Figure content listings
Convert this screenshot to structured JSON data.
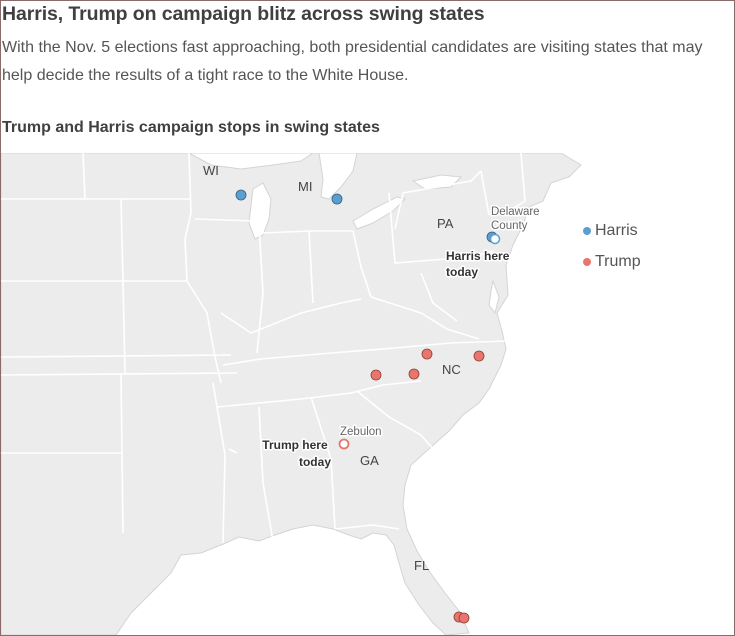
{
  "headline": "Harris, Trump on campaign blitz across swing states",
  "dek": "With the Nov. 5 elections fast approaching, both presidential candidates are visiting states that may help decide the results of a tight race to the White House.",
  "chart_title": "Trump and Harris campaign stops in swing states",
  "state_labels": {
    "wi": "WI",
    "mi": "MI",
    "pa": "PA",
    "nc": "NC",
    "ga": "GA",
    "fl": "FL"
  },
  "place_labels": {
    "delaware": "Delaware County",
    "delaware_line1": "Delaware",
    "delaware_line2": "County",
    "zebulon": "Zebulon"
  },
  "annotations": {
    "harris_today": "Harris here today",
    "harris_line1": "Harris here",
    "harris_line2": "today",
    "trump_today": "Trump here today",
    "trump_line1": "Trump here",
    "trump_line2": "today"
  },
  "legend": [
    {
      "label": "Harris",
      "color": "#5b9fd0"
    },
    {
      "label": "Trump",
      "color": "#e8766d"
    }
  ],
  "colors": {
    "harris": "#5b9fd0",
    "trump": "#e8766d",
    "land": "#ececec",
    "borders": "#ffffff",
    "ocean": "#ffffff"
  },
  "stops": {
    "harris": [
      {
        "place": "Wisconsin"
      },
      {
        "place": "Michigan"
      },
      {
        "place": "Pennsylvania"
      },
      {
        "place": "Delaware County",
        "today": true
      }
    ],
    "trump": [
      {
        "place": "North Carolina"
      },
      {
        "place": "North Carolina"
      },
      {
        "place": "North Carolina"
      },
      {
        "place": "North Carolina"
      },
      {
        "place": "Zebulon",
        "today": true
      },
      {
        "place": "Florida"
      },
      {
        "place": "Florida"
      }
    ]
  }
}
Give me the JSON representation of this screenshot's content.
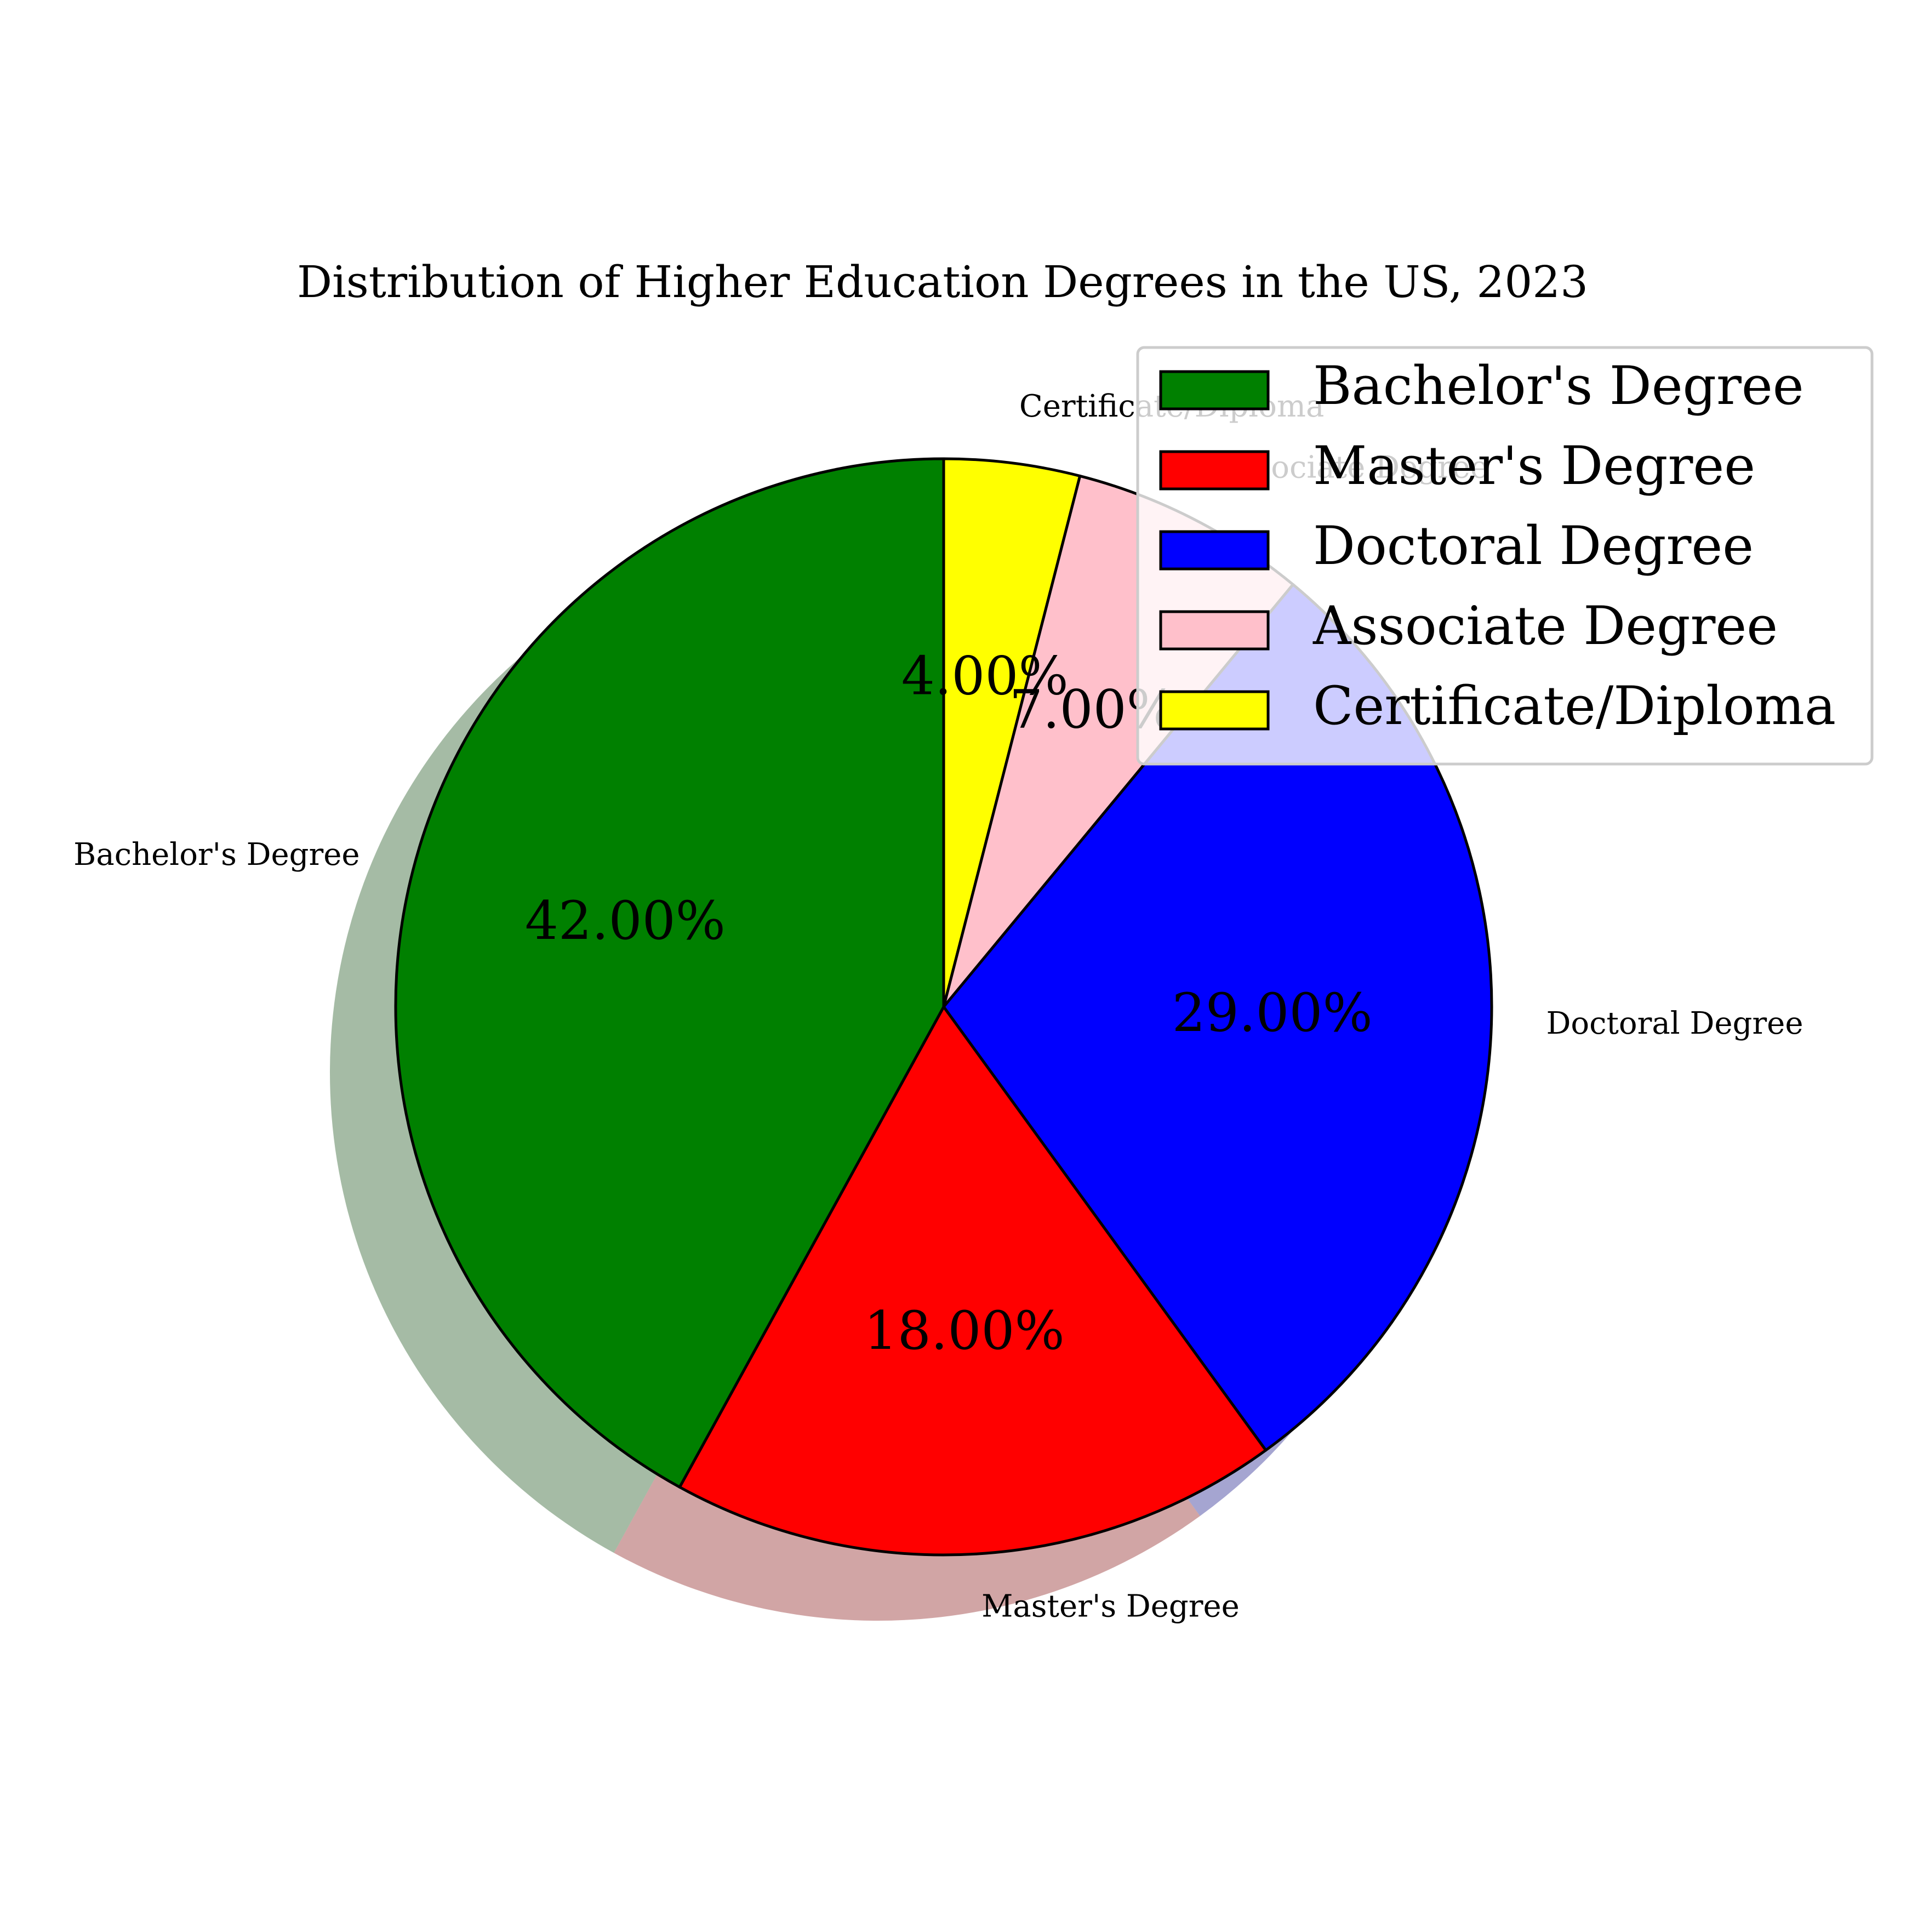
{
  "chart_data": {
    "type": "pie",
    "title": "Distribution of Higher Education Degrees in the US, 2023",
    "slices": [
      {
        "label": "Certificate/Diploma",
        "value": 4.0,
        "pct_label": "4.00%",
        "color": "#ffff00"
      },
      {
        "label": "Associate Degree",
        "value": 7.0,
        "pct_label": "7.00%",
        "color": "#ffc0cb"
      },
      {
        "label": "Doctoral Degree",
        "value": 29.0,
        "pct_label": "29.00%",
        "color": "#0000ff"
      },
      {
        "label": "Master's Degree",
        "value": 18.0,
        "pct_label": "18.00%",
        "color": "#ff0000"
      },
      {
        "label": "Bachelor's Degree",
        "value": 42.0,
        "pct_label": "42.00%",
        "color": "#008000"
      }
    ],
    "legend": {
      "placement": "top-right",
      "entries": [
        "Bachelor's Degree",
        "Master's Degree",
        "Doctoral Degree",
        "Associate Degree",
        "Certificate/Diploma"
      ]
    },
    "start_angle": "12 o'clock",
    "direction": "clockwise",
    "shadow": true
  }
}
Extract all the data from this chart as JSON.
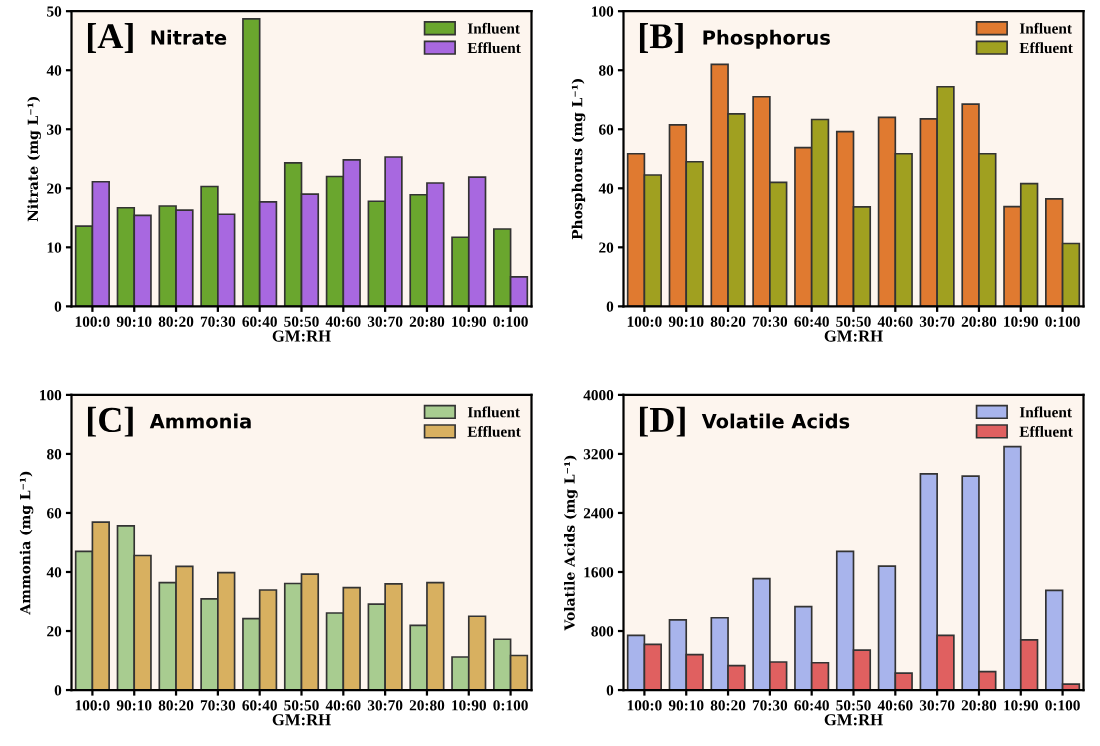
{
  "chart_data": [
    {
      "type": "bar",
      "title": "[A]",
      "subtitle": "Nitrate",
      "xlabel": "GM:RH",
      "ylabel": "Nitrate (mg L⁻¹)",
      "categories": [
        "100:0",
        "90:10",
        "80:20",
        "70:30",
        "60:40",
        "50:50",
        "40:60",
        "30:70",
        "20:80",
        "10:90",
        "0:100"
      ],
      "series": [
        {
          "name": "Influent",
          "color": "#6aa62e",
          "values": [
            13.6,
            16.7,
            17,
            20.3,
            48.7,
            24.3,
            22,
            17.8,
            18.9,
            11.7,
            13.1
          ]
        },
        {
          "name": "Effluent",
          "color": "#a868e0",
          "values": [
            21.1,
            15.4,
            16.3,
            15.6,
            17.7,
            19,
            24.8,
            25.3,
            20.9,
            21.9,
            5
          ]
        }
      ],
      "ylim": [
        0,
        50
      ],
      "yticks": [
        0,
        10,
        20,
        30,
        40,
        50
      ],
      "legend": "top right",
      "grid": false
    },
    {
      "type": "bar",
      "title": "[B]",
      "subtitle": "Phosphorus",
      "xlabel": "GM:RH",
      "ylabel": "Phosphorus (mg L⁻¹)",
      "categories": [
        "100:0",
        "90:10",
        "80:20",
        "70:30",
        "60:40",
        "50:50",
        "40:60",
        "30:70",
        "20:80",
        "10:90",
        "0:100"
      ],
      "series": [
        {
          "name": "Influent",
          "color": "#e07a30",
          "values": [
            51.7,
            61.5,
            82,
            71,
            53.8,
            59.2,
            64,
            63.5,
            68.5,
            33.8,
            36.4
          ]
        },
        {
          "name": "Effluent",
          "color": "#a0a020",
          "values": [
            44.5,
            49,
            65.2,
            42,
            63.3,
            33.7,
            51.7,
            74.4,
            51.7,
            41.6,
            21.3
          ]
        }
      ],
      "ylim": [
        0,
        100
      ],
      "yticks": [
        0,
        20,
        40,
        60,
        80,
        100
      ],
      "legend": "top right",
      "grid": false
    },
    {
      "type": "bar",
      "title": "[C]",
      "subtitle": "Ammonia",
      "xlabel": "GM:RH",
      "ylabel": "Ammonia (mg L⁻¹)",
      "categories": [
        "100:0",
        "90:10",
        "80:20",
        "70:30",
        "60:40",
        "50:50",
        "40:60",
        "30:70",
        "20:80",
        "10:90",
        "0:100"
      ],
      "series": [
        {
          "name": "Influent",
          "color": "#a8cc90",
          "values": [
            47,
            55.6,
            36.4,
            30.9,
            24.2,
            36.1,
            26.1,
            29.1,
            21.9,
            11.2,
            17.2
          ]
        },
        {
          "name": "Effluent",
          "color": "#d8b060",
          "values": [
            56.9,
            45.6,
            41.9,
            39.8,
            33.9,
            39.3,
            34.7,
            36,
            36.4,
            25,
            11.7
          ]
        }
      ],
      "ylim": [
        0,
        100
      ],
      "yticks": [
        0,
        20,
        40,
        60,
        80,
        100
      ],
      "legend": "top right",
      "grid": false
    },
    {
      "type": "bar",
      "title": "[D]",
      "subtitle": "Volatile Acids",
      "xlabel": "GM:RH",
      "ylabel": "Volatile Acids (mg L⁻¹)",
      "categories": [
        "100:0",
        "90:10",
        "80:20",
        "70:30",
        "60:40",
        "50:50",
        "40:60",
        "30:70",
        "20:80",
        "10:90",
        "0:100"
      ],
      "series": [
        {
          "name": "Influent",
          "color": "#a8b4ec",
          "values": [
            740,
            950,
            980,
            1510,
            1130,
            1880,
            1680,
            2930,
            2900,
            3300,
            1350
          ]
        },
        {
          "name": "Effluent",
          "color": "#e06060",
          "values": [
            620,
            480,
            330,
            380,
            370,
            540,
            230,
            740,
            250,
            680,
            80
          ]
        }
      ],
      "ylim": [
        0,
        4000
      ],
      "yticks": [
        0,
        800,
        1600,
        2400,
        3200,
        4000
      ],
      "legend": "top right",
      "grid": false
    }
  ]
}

*Task statement*: Determine how many lines of the listing above hold the word "this". Report that number without anything else.

*Written response*: 3